## START Material provided
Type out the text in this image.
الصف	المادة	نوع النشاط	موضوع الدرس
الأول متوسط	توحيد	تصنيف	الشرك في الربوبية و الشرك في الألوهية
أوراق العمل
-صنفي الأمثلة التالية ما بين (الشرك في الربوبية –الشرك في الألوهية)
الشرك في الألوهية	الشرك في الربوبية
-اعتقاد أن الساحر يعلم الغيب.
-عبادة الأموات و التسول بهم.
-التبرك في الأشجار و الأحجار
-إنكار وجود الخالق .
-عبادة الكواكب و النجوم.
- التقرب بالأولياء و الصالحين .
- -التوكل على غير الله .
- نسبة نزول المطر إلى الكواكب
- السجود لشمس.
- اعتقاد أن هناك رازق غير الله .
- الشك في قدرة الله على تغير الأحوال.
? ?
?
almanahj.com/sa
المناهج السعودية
## END Material provided
What you should do:
Print all of the data exactly as it was given.

The completed task:
Type out the text in this image.
الصف	المادة	نوع النشاط	موضوع الدرس
الأول متوسط	توحيد	تصنيف	الشرك في الربوبية و الشرك في الألوهية
أوراق العمل
-صنفي الأمثلة التالية ما بين (الشرك في الربوبية –الشرك في الألوهية)
الشرك في الألوهية	الشرك في الربوبية
-اعتقاد أن الساحر يعلم الغيب.
-عبادة الأموات و التسول بهم.
-التبرك في الأشجار و الأحجار
-إنكار وجود الخالق .
-عبادة الكواكب و النجوم.
- التقرب بالأولياء و الصالحين .
- -التوكل على غير الله .
- نسبة نزول المطر إلى الكواكب
- السجود لشمس.
- اعتقاد أن هناك رازق غير الله .
- الشك في قدرة الله على تغير الأحوال.
? ?
?
almanahj.com/sa
المناهج السعودية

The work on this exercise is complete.